**Exercise objective**
What follows is a set of records, each of which is to be written out exactly.

____ Entries provided

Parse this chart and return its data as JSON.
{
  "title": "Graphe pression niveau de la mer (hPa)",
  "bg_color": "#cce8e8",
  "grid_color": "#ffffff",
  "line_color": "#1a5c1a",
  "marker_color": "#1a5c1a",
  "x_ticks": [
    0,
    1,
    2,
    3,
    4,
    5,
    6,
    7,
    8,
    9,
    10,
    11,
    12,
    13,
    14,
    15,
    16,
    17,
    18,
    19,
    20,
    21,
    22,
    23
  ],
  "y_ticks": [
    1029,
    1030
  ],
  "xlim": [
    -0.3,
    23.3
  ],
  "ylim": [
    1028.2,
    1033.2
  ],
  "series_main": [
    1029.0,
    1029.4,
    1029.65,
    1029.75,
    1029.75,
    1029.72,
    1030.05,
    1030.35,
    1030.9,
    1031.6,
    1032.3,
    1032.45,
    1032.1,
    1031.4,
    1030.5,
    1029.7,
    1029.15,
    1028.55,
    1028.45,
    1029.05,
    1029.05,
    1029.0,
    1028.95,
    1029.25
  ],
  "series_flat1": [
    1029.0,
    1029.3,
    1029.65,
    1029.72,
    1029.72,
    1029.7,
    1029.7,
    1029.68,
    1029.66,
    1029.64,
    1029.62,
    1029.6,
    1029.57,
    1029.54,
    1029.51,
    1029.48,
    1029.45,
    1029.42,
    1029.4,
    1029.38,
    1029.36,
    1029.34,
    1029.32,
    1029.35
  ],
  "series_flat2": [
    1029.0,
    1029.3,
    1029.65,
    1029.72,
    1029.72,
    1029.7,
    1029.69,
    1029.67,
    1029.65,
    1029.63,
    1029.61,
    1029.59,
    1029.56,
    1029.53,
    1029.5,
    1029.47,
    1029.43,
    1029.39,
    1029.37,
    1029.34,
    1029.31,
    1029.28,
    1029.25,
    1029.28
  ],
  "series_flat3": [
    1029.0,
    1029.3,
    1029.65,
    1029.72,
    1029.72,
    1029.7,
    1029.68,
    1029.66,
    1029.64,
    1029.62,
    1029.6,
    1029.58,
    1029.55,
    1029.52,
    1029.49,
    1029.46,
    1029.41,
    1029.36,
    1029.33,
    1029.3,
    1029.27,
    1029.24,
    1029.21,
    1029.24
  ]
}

________

**Full output**
Parse this chart and return its data as JSON.
{
  "title": "Graphe pression niveau de la mer (hPa)",
  "bg_color": "#cce8e8",
  "grid_color": "#ffffff",
  "line_color": "#1a5c1a",
  "marker_color": "#1a5c1a",
  "x_ticks": [
    0,
    1,
    2,
    3,
    4,
    5,
    6,
    7,
    8,
    9,
    10,
    11,
    12,
    13,
    14,
    15,
    16,
    17,
    18,
    19,
    20,
    21,
    22,
    23
  ],
  "y_ticks": [
    1029,
    1030
  ],
  "xlim": [
    -0.3,
    23.3
  ],
  "ylim": [
    1028.2,
    1033.2
  ],
  "series_main": [
    1029.0,
    1029.4,
    1029.65,
    1029.75,
    1029.75,
    1029.72,
    1030.05,
    1030.35,
    1030.9,
    1031.6,
    1032.3,
    1032.45,
    1032.1,
    1031.4,
    1030.5,
    1029.7,
    1029.15,
    1028.55,
    1028.45,
    1029.05,
    1029.05,
    1029.0,
    1028.95,
    1029.25
  ],
  "series_flat1": [
    1029.0,
    1029.3,
    1029.65,
    1029.72,
    1029.72,
    1029.7,
    1029.7,
    1029.68,
    1029.66,
    1029.64,
    1029.62,
    1029.6,
    1029.57,
    1029.54,
    1029.51,
    1029.48,
    1029.45,
    1029.42,
    1029.4,
    1029.38,
    1029.36,
    1029.34,
    1029.32,
    1029.35
  ],
  "series_flat2": [
    1029.0,
    1029.3,
    1029.65,
    1029.72,
    1029.72,
    1029.7,
    1029.69,
    1029.67,
    1029.65,
    1029.63,
    1029.61,
    1029.59,
    1029.56,
    1029.53,
    1029.5,
    1029.47,
    1029.43,
    1029.39,
    1029.37,
    1029.34,
    1029.31,
    1029.28,
    1029.25,
    1029.28
  ],
  "series_flat3": [
    1029.0,
    1029.3,
    1029.65,
    1029.72,
    1029.72,
    1029.7,
    1029.68,
    1029.66,
    1029.64,
    1029.62,
    1029.6,
    1029.58,
    1029.55,
    1029.52,
    1029.49,
    1029.46,
    1029.41,
    1029.36,
    1029.33,
    1029.3,
    1029.27,
    1029.24,
    1029.21,
    1029.24
  ]
}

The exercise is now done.